start Listed records

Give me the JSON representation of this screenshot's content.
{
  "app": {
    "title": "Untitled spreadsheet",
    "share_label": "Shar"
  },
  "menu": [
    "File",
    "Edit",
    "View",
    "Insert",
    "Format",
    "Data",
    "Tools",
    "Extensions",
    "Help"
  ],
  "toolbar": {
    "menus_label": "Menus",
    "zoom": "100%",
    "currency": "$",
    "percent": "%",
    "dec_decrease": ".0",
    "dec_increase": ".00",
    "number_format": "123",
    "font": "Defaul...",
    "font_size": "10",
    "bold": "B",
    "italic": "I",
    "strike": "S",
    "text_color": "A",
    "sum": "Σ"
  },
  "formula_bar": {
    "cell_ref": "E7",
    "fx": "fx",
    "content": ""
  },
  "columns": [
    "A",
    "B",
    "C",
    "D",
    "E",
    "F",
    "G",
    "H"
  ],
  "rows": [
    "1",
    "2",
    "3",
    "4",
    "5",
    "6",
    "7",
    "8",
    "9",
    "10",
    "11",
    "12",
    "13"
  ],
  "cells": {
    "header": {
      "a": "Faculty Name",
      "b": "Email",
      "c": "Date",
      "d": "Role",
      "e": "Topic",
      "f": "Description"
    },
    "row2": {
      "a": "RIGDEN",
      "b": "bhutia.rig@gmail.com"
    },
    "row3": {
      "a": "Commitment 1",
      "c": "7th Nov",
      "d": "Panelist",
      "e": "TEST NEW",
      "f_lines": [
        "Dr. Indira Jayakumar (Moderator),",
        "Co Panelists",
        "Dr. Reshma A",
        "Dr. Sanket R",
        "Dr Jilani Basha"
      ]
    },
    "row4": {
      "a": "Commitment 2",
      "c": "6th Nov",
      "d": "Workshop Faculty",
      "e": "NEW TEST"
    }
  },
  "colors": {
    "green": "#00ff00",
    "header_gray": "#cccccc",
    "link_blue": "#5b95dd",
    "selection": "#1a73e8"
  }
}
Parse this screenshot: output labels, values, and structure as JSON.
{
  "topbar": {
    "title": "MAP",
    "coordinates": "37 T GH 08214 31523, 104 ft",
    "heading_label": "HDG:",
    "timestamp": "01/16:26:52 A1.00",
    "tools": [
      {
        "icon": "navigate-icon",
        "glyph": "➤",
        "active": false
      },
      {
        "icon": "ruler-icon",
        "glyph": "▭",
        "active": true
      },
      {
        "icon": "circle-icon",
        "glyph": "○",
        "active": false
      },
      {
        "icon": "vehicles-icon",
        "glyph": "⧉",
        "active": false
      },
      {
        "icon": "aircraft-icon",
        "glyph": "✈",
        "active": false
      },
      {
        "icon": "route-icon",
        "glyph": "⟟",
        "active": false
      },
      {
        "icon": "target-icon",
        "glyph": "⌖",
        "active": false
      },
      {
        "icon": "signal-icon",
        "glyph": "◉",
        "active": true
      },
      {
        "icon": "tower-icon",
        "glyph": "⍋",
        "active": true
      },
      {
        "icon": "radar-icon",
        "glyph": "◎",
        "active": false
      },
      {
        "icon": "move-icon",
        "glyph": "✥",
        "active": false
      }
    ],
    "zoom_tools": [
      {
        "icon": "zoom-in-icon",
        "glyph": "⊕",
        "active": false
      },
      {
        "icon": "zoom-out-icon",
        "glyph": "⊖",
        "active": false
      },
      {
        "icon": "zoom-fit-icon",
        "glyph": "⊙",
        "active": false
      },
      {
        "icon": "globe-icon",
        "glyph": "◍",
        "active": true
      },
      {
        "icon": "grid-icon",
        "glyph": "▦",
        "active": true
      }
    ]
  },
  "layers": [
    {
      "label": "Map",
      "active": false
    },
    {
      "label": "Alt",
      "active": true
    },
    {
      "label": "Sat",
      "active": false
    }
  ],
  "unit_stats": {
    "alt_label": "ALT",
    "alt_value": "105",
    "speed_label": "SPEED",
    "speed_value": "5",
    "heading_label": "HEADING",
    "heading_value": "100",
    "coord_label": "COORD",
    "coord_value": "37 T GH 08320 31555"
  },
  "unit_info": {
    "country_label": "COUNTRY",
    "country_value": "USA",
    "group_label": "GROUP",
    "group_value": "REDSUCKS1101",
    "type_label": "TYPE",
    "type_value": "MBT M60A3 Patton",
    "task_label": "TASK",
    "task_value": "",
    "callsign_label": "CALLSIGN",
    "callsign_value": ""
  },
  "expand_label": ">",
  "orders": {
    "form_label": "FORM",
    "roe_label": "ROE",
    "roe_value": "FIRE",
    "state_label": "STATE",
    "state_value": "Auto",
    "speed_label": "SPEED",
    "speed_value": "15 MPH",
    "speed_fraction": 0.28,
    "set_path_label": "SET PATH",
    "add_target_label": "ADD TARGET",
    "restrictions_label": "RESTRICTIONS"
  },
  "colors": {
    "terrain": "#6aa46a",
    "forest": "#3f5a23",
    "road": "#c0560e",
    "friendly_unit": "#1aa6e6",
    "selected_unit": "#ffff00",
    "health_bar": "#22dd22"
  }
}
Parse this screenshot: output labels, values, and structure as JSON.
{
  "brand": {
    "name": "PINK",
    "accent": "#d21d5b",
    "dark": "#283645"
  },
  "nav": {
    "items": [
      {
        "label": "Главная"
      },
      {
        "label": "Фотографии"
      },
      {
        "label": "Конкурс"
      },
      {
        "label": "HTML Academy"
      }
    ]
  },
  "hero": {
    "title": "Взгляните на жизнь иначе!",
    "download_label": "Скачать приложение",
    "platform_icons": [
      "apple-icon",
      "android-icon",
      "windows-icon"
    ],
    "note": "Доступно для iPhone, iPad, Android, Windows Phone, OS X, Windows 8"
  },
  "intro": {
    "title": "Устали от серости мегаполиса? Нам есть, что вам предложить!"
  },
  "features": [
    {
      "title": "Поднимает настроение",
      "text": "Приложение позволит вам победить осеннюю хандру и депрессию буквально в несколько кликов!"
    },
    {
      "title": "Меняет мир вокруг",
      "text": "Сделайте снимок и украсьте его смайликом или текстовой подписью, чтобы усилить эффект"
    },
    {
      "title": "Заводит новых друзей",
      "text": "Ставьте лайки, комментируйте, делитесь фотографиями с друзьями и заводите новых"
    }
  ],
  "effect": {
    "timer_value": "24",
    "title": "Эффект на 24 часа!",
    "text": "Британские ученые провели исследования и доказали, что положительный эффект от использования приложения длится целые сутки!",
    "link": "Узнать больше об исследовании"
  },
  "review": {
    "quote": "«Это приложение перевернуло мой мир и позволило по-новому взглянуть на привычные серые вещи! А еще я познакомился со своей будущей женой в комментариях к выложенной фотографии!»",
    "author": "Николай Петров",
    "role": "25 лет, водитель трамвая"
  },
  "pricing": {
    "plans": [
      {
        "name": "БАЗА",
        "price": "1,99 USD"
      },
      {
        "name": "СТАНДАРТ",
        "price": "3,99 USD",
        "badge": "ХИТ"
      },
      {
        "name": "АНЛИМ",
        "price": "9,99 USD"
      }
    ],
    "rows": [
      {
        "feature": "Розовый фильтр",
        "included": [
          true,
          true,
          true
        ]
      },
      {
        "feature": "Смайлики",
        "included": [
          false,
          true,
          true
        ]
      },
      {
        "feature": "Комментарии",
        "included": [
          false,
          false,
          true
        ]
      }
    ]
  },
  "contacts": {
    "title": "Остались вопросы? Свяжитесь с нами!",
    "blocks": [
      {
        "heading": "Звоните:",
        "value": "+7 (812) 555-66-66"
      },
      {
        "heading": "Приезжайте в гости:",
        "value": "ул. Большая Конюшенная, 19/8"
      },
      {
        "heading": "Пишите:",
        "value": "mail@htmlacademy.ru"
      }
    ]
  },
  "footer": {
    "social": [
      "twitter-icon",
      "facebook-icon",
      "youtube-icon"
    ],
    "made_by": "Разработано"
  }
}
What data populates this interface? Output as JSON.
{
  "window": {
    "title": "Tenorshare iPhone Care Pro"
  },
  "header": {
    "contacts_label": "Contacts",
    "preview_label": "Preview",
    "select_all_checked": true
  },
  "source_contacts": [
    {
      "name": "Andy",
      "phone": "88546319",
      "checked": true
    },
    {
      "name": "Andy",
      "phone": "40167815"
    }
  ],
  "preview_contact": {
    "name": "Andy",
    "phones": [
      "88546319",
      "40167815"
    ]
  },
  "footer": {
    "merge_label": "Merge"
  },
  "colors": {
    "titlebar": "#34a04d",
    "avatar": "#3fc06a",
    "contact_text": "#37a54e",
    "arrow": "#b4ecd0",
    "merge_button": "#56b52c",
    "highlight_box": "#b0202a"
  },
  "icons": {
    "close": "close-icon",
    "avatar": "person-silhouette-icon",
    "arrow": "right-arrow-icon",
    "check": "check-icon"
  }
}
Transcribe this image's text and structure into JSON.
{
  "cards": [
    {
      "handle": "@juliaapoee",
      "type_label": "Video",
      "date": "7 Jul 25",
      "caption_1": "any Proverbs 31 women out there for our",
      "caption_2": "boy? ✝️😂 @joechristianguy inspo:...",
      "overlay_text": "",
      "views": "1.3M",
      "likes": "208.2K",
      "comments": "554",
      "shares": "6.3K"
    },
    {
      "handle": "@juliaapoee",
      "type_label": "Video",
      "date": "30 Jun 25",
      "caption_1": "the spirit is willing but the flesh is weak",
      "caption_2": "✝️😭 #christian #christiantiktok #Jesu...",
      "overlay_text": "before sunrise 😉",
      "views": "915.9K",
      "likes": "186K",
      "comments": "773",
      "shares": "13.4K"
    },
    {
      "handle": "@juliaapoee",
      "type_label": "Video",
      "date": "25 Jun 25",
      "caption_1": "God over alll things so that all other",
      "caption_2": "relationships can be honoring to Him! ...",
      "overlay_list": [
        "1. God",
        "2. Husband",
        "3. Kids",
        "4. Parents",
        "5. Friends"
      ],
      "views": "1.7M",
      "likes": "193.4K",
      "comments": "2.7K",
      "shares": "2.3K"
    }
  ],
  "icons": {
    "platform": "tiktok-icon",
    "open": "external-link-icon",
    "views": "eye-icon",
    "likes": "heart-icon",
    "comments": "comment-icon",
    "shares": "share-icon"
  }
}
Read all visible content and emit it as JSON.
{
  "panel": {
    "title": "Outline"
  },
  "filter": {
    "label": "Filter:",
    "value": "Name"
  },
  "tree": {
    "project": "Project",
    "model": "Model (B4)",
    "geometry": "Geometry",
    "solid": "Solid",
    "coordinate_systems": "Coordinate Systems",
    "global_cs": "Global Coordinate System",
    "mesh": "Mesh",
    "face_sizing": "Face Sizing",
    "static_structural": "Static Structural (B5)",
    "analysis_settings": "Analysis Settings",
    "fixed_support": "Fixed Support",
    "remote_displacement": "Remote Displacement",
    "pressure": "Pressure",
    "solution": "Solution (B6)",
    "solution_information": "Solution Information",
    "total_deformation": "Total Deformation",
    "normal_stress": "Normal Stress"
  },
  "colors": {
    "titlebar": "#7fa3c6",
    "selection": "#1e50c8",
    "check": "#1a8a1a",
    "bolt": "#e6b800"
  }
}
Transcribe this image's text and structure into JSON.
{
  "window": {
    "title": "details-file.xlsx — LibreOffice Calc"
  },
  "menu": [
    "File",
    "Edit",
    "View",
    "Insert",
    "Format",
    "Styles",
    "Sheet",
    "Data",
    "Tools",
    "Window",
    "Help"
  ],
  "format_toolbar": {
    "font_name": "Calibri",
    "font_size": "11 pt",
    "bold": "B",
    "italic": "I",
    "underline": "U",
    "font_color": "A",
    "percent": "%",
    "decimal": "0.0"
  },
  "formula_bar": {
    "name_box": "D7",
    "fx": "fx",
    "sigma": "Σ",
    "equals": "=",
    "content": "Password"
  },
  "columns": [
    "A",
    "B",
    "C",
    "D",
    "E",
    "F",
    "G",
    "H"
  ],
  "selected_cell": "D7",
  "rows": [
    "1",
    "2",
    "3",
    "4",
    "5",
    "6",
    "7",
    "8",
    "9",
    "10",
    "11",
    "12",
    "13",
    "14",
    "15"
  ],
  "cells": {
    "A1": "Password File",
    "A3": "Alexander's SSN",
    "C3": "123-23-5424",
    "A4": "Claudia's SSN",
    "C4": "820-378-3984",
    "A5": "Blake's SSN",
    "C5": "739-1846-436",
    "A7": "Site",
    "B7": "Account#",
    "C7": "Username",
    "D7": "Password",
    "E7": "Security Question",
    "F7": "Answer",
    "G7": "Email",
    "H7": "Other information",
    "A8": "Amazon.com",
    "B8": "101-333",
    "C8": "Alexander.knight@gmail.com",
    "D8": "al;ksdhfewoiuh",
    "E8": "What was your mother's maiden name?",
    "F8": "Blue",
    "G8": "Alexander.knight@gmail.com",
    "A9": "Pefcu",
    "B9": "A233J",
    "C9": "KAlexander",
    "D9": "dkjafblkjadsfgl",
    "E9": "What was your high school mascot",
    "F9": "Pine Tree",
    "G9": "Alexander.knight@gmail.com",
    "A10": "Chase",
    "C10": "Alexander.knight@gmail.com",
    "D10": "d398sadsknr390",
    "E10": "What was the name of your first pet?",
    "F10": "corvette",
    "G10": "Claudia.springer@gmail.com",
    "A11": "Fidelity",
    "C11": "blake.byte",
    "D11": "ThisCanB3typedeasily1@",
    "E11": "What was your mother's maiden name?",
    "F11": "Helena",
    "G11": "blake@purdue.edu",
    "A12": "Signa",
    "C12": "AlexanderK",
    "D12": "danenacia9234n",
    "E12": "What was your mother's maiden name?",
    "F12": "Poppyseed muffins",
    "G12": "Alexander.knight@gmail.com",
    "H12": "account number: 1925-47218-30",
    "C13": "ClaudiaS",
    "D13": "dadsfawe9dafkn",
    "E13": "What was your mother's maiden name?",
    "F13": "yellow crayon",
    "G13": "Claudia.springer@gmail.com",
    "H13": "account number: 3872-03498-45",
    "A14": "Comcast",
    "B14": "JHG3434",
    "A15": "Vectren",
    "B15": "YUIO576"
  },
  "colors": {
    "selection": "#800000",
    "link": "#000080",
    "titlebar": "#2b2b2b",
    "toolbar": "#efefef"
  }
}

end Listed records

■ **Short problem**
Take every line from the data that contains the word "titlebar".

■ **Expected output**
    "titlebar": "#34a04d",
    "titlebar": "#7fa3c6",
    "titlebar": "#2b2b2b",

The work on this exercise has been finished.